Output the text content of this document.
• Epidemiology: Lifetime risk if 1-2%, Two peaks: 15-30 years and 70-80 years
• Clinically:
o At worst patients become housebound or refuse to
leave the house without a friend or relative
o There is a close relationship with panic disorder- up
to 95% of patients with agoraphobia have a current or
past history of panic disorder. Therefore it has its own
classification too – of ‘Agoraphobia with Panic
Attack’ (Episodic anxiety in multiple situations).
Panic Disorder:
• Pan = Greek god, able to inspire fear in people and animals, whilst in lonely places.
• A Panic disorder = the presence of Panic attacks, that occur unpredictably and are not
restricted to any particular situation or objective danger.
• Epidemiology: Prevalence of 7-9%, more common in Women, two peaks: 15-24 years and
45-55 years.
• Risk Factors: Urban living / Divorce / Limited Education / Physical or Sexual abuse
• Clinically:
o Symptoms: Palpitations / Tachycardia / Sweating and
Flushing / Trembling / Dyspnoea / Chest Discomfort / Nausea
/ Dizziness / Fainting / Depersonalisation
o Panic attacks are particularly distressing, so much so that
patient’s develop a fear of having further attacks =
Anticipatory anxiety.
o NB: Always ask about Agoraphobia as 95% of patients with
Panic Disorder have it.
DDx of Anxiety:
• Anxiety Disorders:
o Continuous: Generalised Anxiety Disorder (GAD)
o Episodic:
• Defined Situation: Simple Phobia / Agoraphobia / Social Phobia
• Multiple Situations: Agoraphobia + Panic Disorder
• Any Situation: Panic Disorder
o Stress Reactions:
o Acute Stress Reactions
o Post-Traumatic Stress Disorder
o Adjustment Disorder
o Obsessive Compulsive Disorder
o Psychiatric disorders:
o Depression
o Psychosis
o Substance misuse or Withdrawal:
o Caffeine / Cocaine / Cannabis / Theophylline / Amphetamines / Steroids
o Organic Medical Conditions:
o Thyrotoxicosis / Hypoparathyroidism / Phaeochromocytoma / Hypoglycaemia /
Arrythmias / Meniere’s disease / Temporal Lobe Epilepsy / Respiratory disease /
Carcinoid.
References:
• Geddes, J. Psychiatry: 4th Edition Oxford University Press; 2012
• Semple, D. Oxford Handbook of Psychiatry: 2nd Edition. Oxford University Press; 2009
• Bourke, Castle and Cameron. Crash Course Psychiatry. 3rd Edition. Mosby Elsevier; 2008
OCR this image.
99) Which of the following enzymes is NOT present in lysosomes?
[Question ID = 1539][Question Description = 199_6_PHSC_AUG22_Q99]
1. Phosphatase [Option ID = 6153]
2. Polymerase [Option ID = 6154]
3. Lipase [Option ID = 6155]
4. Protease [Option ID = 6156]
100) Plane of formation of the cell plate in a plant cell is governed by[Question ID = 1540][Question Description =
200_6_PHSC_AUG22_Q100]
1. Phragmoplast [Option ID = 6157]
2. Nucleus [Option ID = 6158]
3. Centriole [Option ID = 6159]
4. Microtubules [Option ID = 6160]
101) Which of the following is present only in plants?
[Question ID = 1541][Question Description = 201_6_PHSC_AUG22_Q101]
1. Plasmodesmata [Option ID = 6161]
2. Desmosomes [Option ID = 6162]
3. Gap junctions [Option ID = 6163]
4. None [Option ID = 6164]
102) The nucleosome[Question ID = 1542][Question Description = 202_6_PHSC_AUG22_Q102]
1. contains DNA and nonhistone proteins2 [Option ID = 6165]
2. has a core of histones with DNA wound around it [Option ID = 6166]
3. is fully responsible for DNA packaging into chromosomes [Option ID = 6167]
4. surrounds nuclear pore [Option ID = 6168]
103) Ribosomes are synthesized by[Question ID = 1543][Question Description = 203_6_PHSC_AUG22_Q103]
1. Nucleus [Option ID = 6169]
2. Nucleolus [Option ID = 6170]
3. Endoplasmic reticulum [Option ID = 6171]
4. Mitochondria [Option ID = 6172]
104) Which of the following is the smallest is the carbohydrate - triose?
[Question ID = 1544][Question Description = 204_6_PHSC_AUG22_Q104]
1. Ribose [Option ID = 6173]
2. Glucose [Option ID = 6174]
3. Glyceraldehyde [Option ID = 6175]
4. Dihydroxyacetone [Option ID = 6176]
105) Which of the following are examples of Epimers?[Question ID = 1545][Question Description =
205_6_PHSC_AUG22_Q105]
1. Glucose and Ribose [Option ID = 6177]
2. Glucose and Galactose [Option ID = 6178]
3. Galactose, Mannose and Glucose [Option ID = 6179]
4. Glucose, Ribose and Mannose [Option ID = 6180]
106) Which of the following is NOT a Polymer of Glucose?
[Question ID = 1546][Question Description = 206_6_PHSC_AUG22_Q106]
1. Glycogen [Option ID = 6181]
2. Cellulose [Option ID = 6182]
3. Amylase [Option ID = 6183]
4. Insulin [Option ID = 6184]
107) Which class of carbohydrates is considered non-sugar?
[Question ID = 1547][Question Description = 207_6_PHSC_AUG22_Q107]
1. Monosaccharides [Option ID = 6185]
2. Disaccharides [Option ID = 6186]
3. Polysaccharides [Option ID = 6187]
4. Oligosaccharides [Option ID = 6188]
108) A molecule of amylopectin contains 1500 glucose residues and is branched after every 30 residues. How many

• • • • •

* [How to complete this task]:
Using the data above, show each line where "Psychiatry" occurs.

* [Written answer]:
• Geddes, J. Psychiatry: 4th Edition Oxford University Press; 2012
• Semple, D. Oxford Handbook of Psychiatry: 2nd Edition. Oxford University Press; 2009
• Bourke, Castle and Cameron. Crash Course Psychiatry. 3rd Edition. Mosby Elsevier; 2008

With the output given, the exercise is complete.